[BEGIN]
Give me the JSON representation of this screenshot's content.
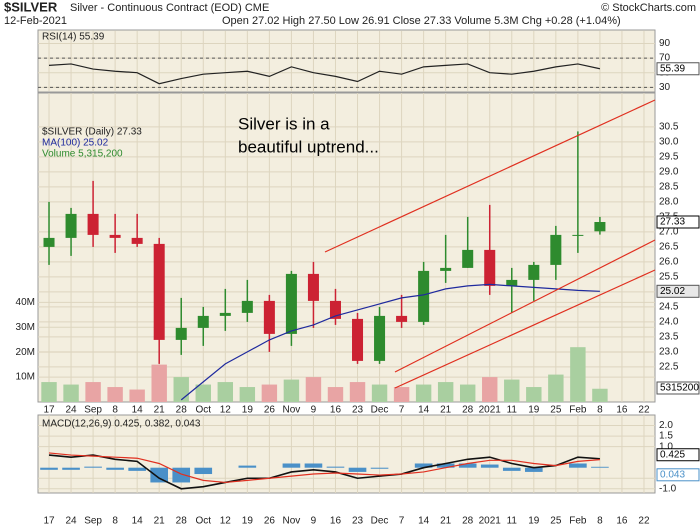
{
  "header": {
    "symbol": "$SILVER",
    "name": "Silver - Continuous Contract (EOD) CME",
    "date": "12-Feb-2021",
    "quote": "Open 27.02 High 27.50 Low 26.91 Close 27.33 Volume 5.3M Chg +0.28 (+1.04%)",
    "source": "© StockCharts.com"
  },
  "chart_data": [
    {
      "type": "line",
      "label": "RSI(14) 55.39",
      "color": "#222222",
      "values": [
        60,
        62,
        55,
        52,
        50,
        35,
        42,
        48,
        50,
        52,
        45,
        58,
        50,
        45,
        38,
        52,
        48,
        58,
        60,
        62,
        50,
        48,
        52,
        58,
        62,
        55.39,
        null,
        null
      ],
      "ylim": [
        25,
        107
      ],
      "yticks": [
        90,
        70,
        50,
        30
      ],
      "dashed": [
        70,
        30
      ]
    },
    {
      "type": "candlestick",
      "legend": [
        "$SILVER (Daily) 27.33",
        "MA(100) 25.02",
        "Volume 5,315,200"
      ],
      "annotation": [
        "Silver is in a",
        "beautiful uptrend..."
      ],
      "categories": [
        "17",
        "24",
        "Sep",
        "8",
        "14",
        "21",
        "28",
        "Oct",
        "12",
        "19",
        "26",
        "Nov",
        "9",
        "16",
        "23",
        "Dec",
        "7",
        "14",
        "21",
        "28",
        "2021",
        "11",
        "19",
        "25",
        "Feb",
        "8",
        "16",
        "22"
      ],
      "open": [
        26.5,
        26.8,
        27.6,
        26.9,
        26.8,
        26.6,
        23.4,
        23.8,
        24.2,
        24.3,
        24.7,
        23.6,
        25.6,
        24.7,
        24.1,
        22.7,
        24.2,
        24.0,
        25.7,
        25.8,
        26.4,
        25.2,
        25.4,
        25.9,
        26.9,
        27.02,
        null,
        null
      ],
      "high": [
        28.0,
        27.8,
        28.7,
        27.6,
        27.6,
        26.8,
        24.8,
        24.5,
        25.1,
        25.4,
        24.9,
        25.7,
        26.0,
        25.1,
        24.3,
        24.5,
        24.9,
        26.0,
        26.9,
        27.5,
        27.9,
        25.8,
        26.0,
        27.2,
        30.35,
        27.5,
        null,
        null
      ],
      "low": [
        25.9,
        26.2,
        26.5,
        26.3,
        26.5,
        22.6,
        22.9,
        23.2,
        23.7,
        24.0,
        23.0,
        23.2,
        23.8,
        23.9,
        22.6,
        22.6,
        23.8,
        23.9,
        25.3,
        25.8,
        24.9,
        24.3,
        24.7,
        25.4,
        26.3,
        26.91,
        null,
        null
      ],
      "close": [
        26.8,
        27.6,
        26.9,
        26.8,
        26.6,
        23.4,
        23.8,
        24.2,
        24.3,
        24.7,
        23.6,
        25.6,
        24.7,
        24.1,
        22.7,
        24.2,
        24.0,
        25.7,
        25.8,
        26.4,
        25.2,
        25.4,
        25.9,
        26.9,
        26.9,
        27.33,
        null,
        null
      ],
      "up_color": "#2e8b2e",
      "down_color": "#cc2233",
      "ma": {
        "color": "#1f2a9e",
        "values": [
          null,
          null,
          null,
          null,
          null,
          null,
          21.4,
          22.0,
          22.6,
          23.0,
          23.4,
          23.7,
          23.9,
          24.2,
          24.4,
          24.6,
          24.8,
          24.9,
          25.1,
          25.2,
          25.25,
          25.2,
          25.15,
          25.1,
          25.05,
          25.02,
          null,
          null
        ]
      },
      "volume": {
        "up_color": "#a9cfa0",
        "down_color": "#e8a4a4",
        "values": [
          8000000,
          7000000,
          8000000,
          6000000,
          5000000,
          15000000,
          10000000,
          7000000,
          8000000,
          6000000,
          7000000,
          9000000,
          10000000,
          6000000,
          8000000,
          7000000,
          6000000,
          7000000,
          8000000,
          7000000,
          10000000,
          9000000,
          6000000,
          11000000,
          22000000,
          5315200,
          null,
          null
        ],
        "ylim": [
          0,
          124000000
        ],
        "yticks": [
          {
            "value": 10000000,
            "label": "10M"
          },
          {
            "value": 20000000,
            "label": "20M"
          },
          {
            "value": 30000000,
            "label": "30M"
          },
          {
            "value": 40000000,
            "label": "40M"
          }
        ]
      },
      "ylim": [
        21.33,
        31.63
      ],
      "yticks": [
        22.5,
        {
          "value": 23,
          "label": "23.0"
        },
        23.5,
        {
          "value": 24,
          "label": "24.0"
        },
        24.5,
        {
          "value": 25,
          "label": "25.0"
        },
        25.5,
        {
          "value": 26,
          "label": "26.0"
        },
        26.5,
        {
          "value": 27,
          "label": "27.0"
        },
        27.5,
        {
          "value": 28,
          "label": "28.0"
        },
        28.5,
        {
          "value": 29,
          "label": "29.0"
        },
        29.5,
        {
          "value": 30,
          "label": "30.0"
        },
        30.5
      ]
    },
    {
      "type": "macd",
      "label": "MACD(12,26,9) 0.425, 0.382, 0.043",
      "series": [
        {
          "color": "#111111",
          "values": [
            0.6,
            0.5,
            0.6,
            0.4,
            0.3,
            -0.5,
            -1.0,
            -0.9,
            -0.7,
            -0.5,
            -0.5,
            -0.2,
            -0.1,
            -0.2,
            -0.5,
            -0.4,
            -0.3,
            0.0,
            0.2,
            0.4,
            0.5,
            0.2,
            0.0,
            0.1,
            0.5,
            0.425,
            null,
            null
          ]
        },
        {
          "color": "#e03020",
          "values": [
            0.7,
            0.6,
            0.55,
            0.5,
            0.45,
            0.2,
            -0.3,
            -0.6,
            -0.7,
            -0.6,
            -0.5,
            -0.4,
            -0.3,
            -0.25,
            -0.3,
            -0.35,
            -0.3,
            -0.2,
            0.0,
            0.2,
            0.35,
            0.35,
            0.2,
            0.1,
            0.3,
            0.382,
            null,
            null
          ]
        }
      ],
      "histogram": {
        "color": "#4a90c8",
        "values": [
          -0.1,
          -0.1,
          0.05,
          -0.1,
          -0.15,
          -0.7,
          -0.7,
          -0.3,
          0,
          0.1,
          0,
          0.2,
          0.2,
          0.05,
          -0.2,
          -0.05,
          0,
          0.2,
          0.2,
          0.2,
          0.15,
          -0.15,
          -0.2,
          0,
          0.2,
          0.043,
          null,
          null
        ]
      },
      "ylim": [
        -1.2,
        2.5
      ],
      "yticks": [
        {
          "value": 2,
          "label": "2.0"
        },
        {
          "value": 1.5,
          "label": "1.5"
        },
        {
          "value": 1,
          "label": "1.0"
        },
        -0.5,
        {
          "value": -1,
          "label": "-1.0"
        }
      ]
    }
  ]
}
[END]
#### Problem statement:
Replicate the material above verbatim; images stay out of the copy.

#### Answer:
Give me the JSON representation of this screenshot's content.
{
  "header": {
    "symbol": "$SILVER",
    "name": "Silver - Continuous Contract (EOD) CME",
    "date": "12-Feb-2021",
    "quote": "Open 27.02 High 27.50 Low 26.91 Close 27.33 Volume 5.3M Chg +0.28 (+1.04%)",
    "source": "© StockCharts.com"
  },
  "chart_data": [
    {
      "type": "line",
      "label": "RSI(14) 55.39",
      "color": "#222222",
      "values": [
        60,
        62,
        55,
        52,
        50,
        35,
        42,
        48,
        50,
        52,
        45,
        58,
        50,
        45,
        38,
        52,
        48,
        58,
        60,
        62,
        50,
        48,
        52,
        58,
        62,
        55.39,
        null,
        null
      ],
      "ylim": [
        25,
        107
      ],
      "yticks": [
        90,
        70,
        50,
        30
      ],
      "dashed": [
        70,
        30
      ]
    },
    {
      "type": "candlestick",
      "legend": [
        "$SILVER (Daily) 27.33",
        "MA(100) 25.02",
        "Volume 5,315,200"
      ],
      "annotation": [
        "Silver is in a",
        "beautiful uptrend..."
      ],
      "categories": [
        "17",
        "24",
        "Sep",
        "8",
        "14",
        "21",
        "28",
        "Oct",
        "12",
        "19",
        "26",
        "Nov",
        "9",
        "16",
        "23",
        "Dec",
        "7",
        "14",
        "21",
        "28",
        "2021",
        "11",
        "19",
        "25",
        "Feb",
        "8",
        "16",
        "22"
      ],
      "open": [
        26.5,
        26.8,
        27.6,
        26.9,
        26.8,
        26.6,
        23.4,
        23.8,
        24.2,
        24.3,
        24.7,
        23.6,
        25.6,
        24.7,
        24.1,
        22.7,
        24.2,
        24.0,
        25.7,
        25.8,
        26.4,
        25.2,
        25.4,
        25.9,
        26.9,
        27.02,
        null,
        null
      ],
      "high": [
        28.0,
        27.8,
        28.7,
        27.6,
        27.6,
        26.8,
        24.8,
        24.5,
        25.1,
        25.4,
        24.9,
        25.7,
        26.0,
        25.1,
        24.3,
        24.5,
        24.9,
        26.0,
        26.9,
        27.5,
        27.9,
        25.8,
        26.0,
        27.2,
        30.35,
        27.5,
        null,
        null
      ],
      "low": [
        25.9,
        26.2,
        26.5,
        26.3,
        26.5,
        22.6,
        22.9,
        23.2,
        23.7,
        24.0,
        23.0,
        23.2,
        23.8,
        23.9,
        22.6,
        22.6,
        23.8,
        23.9,
        25.3,
        25.8,
        24.9,
        24.3,
        24.7,
        25.4,
        26.3,
        26.91,
        null,
        null
      ],
      "close": [
        26.8,
        27.6,
        26.9,
        26.8,
        26.6,
        23.4,
        23.8,
        24.2,
        24.3,
        24.7,
        23.6,
        25.6,
        24.7,
        24.1,
        22.7,
        24.2,
        24.0,
        25.7,
        25.8,
        26.4,
        25.2,
        25.4,
        25.9,
        26.9,
        26.9,
        27.33,
        null,
        null
      ],
      "up_color": "#2e8b2e",
      "down_color": "#cc2233",
      "ma": {
        "color": "#1f2a9e",
        "values": [
          null,
          null,
          null,
          null,
          null,
          null,
          21.4,
          22.0,
          22.6,
          23.0,
          23.4,
          23.7,
          23.9,
          24.2,
          24.4,
          24.6,
          24.8,
          24.9,
          25.1,
          25.2,
          25.25,
          25.2,
          25.15,
          25.1,
          25.05,
          25.02,
          null,
          null
        ]
      },
      "volume": {
        "up_color": "#a9cfa0",
        "down_color": "#e8a4a4",
        "values": [
          8000000,
          7000000,
          8000000,
          6000000,
          5000000,
          15000000,
          10000000,
          7000000,
          8000000,
          6000000,
          7000000,
          9000000,
          10000000,
          6000000,
          8000000,
          7000000,
          6000000,
          7000000,
          8000000,
          7000000,
          10000000,
          9000000,
          6000000,
          11000000,
          22000000,
          5315200,
          null,
          null
        ],
        "ylim": [
          0,
          124000000
        ],
        "yticks": [
          {
            "value": 10000000,
            "label": "10M"
          },
          {
            "value": 20000000,
            "label": "20M"
          },
          {
            "value": 30000000,
            "label": "30M"
          },
          {
            "value": 40000000,
            "label": "40M"
          }
        ]
      },
      "ylim": [
        21.33,
        31.63
      ],
      "yticks": [
        22.5,
        {
          "value": 23,
          "label": "23.0"
        },
        23.5,
        {
          "value": 24,
          "label": "24.0"
        },
        24.5,
        {
          "value": 25,
          "label": "25.0"
        },
        25.5,
        {
          "value": 26,
          "label": "26.0"
        },
        26.5,
        {
          "value": 27,
          "label": "27.0"
        },
        27.5,
        {
          "value": 28,
          "label": "28.0"
        },
        28.5,
        {
          "value": 29,
          "label": "29.0"
        },
        29.5,
        {
          "value": 30,
          "label": "30.0"
        },
        30.5
      ]
    },
    {
      "type": "macd",
      "label": "MACD(12,26,9) 0.425, 0.382, 0.043",
      "series": [
        {
          "color": "#111111",
          "values": [
            0.6,
            0.5,
            0.6,
            0.4,
            0.3,
            -0.5,
            -1.0,
            -0.9,
            -0.7,
            -0.5,
            -0.5,
            -0.2,
            -0.1,
            -0.2,
            -0.5,
            -0.4,
            -0.3,
            0.0,
            0.2,
            0.4,
            0.5,
            0.2,
            0.0,
            0.1,
            0.5,
            0.425,
            null,
            null
          ]
        },
        {
          "color": "#e03020",
          "values": [
            0.7,
            0.6,
            0.55,
            0.5,
            0.45,
            0.2,
            -0.3,
            -0.6,
            -0.7,
            -0.6,
            -0.5,
            -0.4,
            -0.3,
            -0.25,
            -0.3,
            -0.35,
            -0.3,
            -0.2,
            0.0,
            0.2,
            0.35,
            0.35,
            0.2,
            0.1,
            0.3,
            0.382,
            null,
            null
          ]
        }
      ],
      "histogram": {
        "color": "#4a90c8",
        "values": [
          -0.1,
          -0.1,
          0.05,
          -0.1,
          -0.15,
          -0.7,
          -0.7,
          -0.3,
          0,
          0.1,
          0,
          0.2,
          0.2,
          0.05,
          -0.2,
          -0.05,
          0,
          0.2,
          0.2,
          0.2,
          0.15,
          -0.15,
          -0.2,
          0,
          0.2,
          0.043,
          null,
          null
        ]
      },
      "ylim": [
        -1.2,
        2.5
      ],
      "yticks": [
        {
          "value": 2,
          "label": "2.0"
        },
        {
          "value": 1.5,
          "label": "1.5"
        },
        {
          "value": 1,
          "label": "1.0"
        },
        -0.5,
        {
          "value": -1,
          "label": "-1.0"
        }
      ]
    }
  ]
}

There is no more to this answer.